--- start of RAW DATA ---
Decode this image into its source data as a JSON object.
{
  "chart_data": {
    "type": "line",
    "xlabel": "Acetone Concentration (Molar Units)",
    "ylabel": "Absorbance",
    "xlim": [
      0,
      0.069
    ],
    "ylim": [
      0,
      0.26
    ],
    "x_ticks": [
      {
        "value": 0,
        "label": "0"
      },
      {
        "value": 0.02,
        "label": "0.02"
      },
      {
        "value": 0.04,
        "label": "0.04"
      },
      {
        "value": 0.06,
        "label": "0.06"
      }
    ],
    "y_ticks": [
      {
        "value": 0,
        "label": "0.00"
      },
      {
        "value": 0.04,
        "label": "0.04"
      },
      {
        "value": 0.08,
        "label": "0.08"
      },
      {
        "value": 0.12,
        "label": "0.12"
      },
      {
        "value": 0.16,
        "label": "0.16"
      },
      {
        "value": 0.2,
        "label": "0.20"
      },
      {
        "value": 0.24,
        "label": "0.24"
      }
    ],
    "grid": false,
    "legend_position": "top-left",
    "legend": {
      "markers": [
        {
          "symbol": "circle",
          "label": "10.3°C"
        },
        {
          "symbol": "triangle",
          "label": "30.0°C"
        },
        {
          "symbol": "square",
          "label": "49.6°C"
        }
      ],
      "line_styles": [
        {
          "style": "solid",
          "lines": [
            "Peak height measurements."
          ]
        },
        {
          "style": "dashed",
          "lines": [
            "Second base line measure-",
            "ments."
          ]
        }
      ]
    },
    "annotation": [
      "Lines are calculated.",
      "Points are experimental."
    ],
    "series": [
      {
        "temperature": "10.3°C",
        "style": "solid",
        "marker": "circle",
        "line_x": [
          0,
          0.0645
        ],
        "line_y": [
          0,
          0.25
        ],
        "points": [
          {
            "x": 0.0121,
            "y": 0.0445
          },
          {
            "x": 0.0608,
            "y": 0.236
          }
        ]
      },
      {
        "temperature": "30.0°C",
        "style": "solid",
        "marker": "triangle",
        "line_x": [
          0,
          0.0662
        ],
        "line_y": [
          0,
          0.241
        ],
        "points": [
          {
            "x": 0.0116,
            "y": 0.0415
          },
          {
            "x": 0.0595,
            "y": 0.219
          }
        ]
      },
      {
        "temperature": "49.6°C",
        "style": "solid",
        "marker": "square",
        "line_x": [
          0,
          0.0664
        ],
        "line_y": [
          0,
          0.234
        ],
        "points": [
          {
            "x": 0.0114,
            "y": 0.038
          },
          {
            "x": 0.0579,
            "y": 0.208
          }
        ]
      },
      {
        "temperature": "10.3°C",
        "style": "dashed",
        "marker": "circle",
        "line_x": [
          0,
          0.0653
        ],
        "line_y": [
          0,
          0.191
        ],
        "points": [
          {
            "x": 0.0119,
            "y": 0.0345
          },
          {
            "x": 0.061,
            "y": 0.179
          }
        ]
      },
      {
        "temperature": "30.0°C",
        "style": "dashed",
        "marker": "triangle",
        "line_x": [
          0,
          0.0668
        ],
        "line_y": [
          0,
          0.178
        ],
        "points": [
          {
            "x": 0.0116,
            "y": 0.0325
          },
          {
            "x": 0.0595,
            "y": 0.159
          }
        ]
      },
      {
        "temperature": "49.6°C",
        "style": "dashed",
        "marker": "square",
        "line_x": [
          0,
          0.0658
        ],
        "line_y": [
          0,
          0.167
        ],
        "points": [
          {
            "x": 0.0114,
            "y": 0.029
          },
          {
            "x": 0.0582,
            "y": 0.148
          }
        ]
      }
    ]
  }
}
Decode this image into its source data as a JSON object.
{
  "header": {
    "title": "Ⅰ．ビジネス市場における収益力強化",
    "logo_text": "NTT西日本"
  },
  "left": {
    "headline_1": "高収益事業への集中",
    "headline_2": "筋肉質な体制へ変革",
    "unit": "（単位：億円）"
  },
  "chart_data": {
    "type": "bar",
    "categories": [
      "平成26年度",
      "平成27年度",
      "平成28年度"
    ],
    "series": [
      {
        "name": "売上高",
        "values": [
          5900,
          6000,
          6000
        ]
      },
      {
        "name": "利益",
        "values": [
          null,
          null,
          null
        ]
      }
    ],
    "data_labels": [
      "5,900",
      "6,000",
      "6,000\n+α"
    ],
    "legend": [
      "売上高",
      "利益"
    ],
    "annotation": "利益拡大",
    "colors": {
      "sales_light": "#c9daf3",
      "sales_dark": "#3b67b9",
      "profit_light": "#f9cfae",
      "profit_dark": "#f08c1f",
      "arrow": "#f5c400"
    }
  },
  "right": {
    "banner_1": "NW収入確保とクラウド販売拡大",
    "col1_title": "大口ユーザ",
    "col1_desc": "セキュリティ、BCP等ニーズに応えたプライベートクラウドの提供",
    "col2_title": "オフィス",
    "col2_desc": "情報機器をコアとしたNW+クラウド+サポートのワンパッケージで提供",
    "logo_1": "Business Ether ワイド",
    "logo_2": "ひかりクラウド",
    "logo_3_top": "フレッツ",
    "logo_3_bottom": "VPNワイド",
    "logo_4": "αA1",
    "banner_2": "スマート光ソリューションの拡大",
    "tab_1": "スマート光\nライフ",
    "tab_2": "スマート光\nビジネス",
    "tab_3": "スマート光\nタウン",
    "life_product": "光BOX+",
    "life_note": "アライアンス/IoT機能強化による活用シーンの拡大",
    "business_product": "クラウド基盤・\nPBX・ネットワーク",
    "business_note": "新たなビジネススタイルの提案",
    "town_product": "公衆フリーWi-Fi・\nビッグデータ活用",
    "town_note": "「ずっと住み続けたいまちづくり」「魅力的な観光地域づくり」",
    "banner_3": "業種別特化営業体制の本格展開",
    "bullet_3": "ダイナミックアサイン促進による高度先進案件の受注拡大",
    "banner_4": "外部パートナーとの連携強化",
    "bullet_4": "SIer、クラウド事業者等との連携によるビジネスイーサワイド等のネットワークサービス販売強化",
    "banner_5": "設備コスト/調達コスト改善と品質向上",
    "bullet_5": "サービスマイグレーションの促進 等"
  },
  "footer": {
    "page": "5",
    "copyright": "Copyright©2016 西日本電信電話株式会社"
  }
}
--- end of RAW DATA ---
*DIRECTIVE*
Retype the listing exactly, in full.

*REPLY*
Decode this image into its source data as a JSON object.
{
  "chart_data": {
    "type": "line",
    "xlabel": "Acetone Concentration (Molar Units)",
    "ylabel": "Absorbance",
    "xlim": [
      0,
      0.069
    ],
    "ylim": [
      0,
      0.26
    ],
    "x_ticks": [
      {
        "value": 0,
        "label": "0"
      },
      {
        "value": 0.02,
        "label": "0.02"
      },
      {
        "value": 0.04,
        "label": "0.04"
      },
      {
        "value": 0.06,
        "label": "0.06"
      }
    ],
    "y_ticks": [
      {
        "value": 0,
        "label": "0.00"
      },
      {
        "value": 0.04,
        "label": "0.04"
      },
      {
        "value": 0.08,
        "label": "0.08"
      },
      {
        "value": 0.12,
        "label": "0.12"
      },
      {
        "value": 0.16,
        "label": "0.16"
      },
      {
        "value": 0.2,
        "label": "0.20"
      },
      {
        "value": 0.24,
        "label": "0.24"
      }
    ],
    "grid": false,
    "legend_position": "top-left",
    "legend": {
      "markers": [
        {
          "symbol": "circle",
          "label": "10.3°C"
        },
        {
          "symbol": "triangle",
          "label": "30.0°C"
        },
        {
          "symbol": "square",
          "label": "49.6°C"
        }
      ],
      "line_styles": [
        {
          "style": "solid",
          "lines": [
            "Peak height measurements."
          ]
        },
        {
          "style": "dashed",
          "lines": [
            "Second base line measure-",
            "ments."
          ]
        }
      ]
    },
    "annotation": [
      "Lines are calculated.",
      "Points are experimental."
    ],
    "series": [
      {
        "temperature": "10.3°C",
        "style": "solid",
        "marker": "circle",
        "line_x": [
          0,
          0.0645
        ],
        "line_y": [
          0,
          0.25
        ],
        "points": [
          {
            "x": 0.0121,
            "y": 0.0445
          },
          {
            "x": 0.0608,
            "y": 0.236
          }
        ]
      },
      {
        "temperature": "30.0°C",
        "style": "solid",
        "marker": "triangle",
        "line_x": [
          0,
          0.0662
        ],
        "line_y": [
          0,
          0.241
        ],
        "points": [
          {
            "x": 0.0116,
            "y": 0.0415
          },
          {
            "x": 0.0595,
            "y": 0.219
          }
        ]
      },
      {
        "temperature": "49.6°C",
        "style": "solid",
        "marker": "square",
        "line_x": [
          0,
          0.0664
        ],
        "line_y": [
          0,
          0.234
        ],
        "points": [
          {
            "x": 0.0114,
            "y": 0.038
          },
          {
            "x": 0.0579,
            "y": 0.208
          }
        ]
      },
      {
        "temperature": "10.3°C",
        "style": "dashed",
        "marker": "circle",
        "line_x": [
          0,
          0.0653
        ],
        "line_y": [
          0,
          0.191
        ],
        "points": [
          {
            "x": 0.0119,
            "y": 0.0345
          },
          {
            "x": 0.061,
            "y": 0.179
          }
        ]
      },
      {
        "temperature": "30.0°C",
        "style": "dashed",
        "marker": "triangle",
        "line_x": [
          0,
          0.0668
        ],
        "line_y": [
          0,
          0.178
        ],
        "points": [
          {
            "x": 0.0116,
            "y": 0.0325
          },
          {
            "x": 0.0595,
            "y": 0.159
          }
        ]
      },
      {
        "temperature": "49.6°C",
        "style": "dashed",
        "marker": "square",
        "line_x": [
          0,
          0.0658
        ],
        "line_y": [
          0,
          0.167
        ],
        "points": [
          {
            "x": 0.0114,
            "y": 0.029
          },
          {
            "x": 0.0582,
            "y": 0.148
          }
        ]
      }
    ]
  }
}
Decode this image into its source data as a JSON object.
{
  "header": {
    "title": "Ⅰ．ビジネス市場における収益力強化",
    "logo_text": "NTT西日本"
  },
  "left": {
    "headline_1": "高収益事業への集中",
    "headline_2": "筋肉質な体制へ変革",
    "unit": "（単位：億円）"
  },
  "chart_data": {
    "type": "bar",
    "categories": [
      "平成26年度",
      "平成27年度",
      "平成28年度"
    ],
    "series": [
      {
        "name": "売上高",
        "values": [
          5900,
          6000,
          6000
        ]
      },
      {
        "name": "利益",
        "values": [
          null,
          null,
          null
        ]
      }
    ],
    "data_labels": [
      "5,900",
      "6,000",
      "6,000\n+α"
    ],
    "legend": [
      "売上高",
      "利益"
    ],
    "annotation": "利益拡大",
    "colors": {
      "sales_light": "#c9daf3",
      "sales_dark": "#3b67b9",
      "profit_light": "#f9cfae",
      "profit_dark": "#f08c1f",
      "arrow": "#f5c400"
    }
  },
  "right": {
    "banner_1": "NW収入確保とクラウド販売拡大",
    "col1_title": "大口ユーザ",
    "col1_desc": "セキュリティ、BCP等ニーズに応えたプライベートクラウドの提供",
    "col2_title": "オフィス",
    "col2_desc": "情報機器をコアとしたNW+クラウド+サポートのワンパッケージで提供",
    "logo_1": "Business Ether ワイド",
    "logo_2": "ひかりクラウド",
    "logo_3_top": "フレッツ",
    "logo_3_bottom": "VPNワイド",
    "logo_4": "αA1",
    "banner_2": "スマート光ソリューションの拡大",
    "tab_1": "スマート光\nライフ",
    "tab_2": "スマート光\nビジネス",
    "tab_3": "スマート光\nタウン",
    "life_product": "光BOX+",
    "life_note": "アライアンス/IoT機能強化による活用シーンの拡大",
    "business_product": "クラウド基盤・\nPBX・ネットワーク",
    "business_note": "新たなビジネススタイルの提案",
    "town_product": "公衆フリーWi-Fi・\nビッグデータ活用",
    "town_note": "「ずっと住み続けたいまちづくり」「魅力的な観光地域づくり」",
    "banner_3": "業種別特化営業体制の本格展開",
    "bullet_3": "ダイナミックアサイン促進による高度先進案件の受注拡大",
    "banner_4": "外部パートナーとの連携強化",
    "bullet_4": "SIer、クラウド事業者等との連携によるビジネスイーサワイド等のネットワークサービス販売強化",
    "banner_5": "設備コスト/調達コスト改善と品質向上",
    "bullet_5": "サービスマイグレーションの促進 等"
  },
  "footer": {
    "page": "5",
    "copyright": "Copyright©2016 西日本電信電話株式会社"
  }
}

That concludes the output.